### Exercise
Gather every line of the entries that includes the word "JSON".

### Supplied records
______
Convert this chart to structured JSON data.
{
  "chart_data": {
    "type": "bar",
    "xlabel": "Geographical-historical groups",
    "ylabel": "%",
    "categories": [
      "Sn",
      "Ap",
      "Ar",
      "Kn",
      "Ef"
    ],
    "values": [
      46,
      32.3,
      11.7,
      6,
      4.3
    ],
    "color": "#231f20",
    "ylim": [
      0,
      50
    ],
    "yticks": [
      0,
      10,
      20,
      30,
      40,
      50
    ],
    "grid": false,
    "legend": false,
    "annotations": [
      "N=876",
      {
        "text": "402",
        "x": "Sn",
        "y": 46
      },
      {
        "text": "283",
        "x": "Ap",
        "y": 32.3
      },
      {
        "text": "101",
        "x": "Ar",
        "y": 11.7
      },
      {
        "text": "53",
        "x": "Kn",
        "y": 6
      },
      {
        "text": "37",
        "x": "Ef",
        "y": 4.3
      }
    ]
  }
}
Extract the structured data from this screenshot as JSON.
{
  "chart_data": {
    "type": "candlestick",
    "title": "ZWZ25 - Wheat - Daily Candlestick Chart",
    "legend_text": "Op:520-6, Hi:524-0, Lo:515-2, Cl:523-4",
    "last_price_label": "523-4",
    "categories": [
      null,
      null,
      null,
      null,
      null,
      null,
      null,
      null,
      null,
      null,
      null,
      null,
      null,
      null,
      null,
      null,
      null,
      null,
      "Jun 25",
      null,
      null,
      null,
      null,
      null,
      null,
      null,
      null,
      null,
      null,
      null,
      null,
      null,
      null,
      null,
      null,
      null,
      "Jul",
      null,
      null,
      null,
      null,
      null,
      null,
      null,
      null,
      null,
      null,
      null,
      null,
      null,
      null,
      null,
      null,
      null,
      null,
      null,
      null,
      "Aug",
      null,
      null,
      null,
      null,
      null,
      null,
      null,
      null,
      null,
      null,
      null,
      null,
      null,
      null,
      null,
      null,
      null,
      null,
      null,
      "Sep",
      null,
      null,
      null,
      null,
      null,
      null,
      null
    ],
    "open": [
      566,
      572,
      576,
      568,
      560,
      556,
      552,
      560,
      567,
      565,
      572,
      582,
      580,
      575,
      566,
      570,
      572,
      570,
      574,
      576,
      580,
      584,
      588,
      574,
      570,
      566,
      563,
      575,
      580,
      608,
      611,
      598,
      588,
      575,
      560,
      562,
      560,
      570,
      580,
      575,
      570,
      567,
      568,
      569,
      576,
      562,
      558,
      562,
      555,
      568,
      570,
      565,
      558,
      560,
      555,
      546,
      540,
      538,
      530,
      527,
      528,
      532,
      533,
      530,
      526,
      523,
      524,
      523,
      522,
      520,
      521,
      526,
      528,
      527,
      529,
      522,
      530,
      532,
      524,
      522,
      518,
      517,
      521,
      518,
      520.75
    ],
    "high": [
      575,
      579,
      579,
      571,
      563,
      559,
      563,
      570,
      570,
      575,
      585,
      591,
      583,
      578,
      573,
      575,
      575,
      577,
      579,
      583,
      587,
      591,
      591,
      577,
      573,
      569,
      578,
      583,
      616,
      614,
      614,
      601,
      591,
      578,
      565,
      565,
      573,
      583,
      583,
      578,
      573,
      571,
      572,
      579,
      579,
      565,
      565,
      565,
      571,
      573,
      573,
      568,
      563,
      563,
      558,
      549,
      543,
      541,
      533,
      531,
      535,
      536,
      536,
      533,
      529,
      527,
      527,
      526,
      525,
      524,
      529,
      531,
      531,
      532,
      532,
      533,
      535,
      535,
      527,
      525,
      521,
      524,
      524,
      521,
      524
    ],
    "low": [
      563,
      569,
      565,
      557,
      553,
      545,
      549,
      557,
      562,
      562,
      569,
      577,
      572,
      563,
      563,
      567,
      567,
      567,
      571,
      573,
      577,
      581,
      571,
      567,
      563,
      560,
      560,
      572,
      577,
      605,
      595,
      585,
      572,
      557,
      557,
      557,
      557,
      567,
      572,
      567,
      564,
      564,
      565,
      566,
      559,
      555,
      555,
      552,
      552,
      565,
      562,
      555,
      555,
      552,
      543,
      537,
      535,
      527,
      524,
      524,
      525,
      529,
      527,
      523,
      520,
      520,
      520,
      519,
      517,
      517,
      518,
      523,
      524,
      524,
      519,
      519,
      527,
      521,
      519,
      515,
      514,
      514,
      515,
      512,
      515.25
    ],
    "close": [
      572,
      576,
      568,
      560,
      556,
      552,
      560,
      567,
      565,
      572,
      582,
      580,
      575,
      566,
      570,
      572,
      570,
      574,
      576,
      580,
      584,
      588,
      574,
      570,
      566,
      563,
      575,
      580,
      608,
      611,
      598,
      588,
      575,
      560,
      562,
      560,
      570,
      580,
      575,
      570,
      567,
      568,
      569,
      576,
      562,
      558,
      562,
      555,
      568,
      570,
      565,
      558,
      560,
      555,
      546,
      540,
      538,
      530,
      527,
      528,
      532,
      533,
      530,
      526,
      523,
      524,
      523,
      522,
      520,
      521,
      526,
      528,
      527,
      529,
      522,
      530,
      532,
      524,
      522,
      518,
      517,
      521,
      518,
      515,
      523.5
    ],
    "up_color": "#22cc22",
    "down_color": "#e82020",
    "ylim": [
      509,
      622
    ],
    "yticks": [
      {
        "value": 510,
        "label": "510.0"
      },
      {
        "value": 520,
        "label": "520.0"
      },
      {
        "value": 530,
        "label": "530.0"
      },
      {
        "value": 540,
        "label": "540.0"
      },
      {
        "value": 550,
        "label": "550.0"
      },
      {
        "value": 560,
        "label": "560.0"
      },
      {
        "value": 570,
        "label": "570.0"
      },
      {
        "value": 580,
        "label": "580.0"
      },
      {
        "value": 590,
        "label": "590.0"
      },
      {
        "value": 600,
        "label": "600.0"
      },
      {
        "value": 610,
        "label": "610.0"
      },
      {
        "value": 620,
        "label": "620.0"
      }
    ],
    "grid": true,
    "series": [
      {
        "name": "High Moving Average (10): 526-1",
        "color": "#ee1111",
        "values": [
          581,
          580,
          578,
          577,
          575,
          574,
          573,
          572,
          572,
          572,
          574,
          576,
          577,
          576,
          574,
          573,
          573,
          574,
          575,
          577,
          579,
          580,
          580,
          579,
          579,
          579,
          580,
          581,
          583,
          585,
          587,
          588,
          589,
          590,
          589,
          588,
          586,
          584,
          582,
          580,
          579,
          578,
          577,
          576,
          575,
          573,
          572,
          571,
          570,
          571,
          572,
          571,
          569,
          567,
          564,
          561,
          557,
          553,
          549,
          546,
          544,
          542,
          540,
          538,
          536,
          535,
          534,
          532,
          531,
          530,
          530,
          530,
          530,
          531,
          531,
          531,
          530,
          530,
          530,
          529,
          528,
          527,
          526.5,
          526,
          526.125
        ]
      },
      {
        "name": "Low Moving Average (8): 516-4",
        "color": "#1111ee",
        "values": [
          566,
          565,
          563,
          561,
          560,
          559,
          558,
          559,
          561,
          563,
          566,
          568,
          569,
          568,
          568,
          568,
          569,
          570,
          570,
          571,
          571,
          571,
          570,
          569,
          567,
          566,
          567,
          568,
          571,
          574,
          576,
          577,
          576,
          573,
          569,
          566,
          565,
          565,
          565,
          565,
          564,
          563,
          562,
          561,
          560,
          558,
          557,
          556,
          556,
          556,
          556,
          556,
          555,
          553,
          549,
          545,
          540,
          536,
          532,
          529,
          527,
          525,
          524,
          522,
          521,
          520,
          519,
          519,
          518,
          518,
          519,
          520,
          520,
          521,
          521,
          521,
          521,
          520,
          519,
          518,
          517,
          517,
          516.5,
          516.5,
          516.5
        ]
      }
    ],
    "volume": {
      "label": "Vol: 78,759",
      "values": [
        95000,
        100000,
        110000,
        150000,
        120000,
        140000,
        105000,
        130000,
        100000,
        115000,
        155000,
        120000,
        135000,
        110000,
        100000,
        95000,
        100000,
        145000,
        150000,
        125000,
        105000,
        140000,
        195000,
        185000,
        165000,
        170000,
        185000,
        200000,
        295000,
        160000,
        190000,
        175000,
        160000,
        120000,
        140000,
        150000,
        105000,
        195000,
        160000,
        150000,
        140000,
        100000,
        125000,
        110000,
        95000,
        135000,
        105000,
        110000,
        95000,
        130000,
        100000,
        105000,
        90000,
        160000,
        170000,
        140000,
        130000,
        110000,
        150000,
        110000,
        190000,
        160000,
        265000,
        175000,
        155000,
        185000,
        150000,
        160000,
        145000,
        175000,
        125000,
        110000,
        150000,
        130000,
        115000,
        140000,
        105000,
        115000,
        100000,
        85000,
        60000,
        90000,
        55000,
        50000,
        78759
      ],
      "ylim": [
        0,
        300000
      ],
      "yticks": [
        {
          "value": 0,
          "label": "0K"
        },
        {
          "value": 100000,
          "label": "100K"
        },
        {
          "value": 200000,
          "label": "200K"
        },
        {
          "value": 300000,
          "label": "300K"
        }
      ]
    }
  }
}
______
### Expected answer
Convert this chart to structured JSON data.
Extract the structured data from this screenshot as JSON.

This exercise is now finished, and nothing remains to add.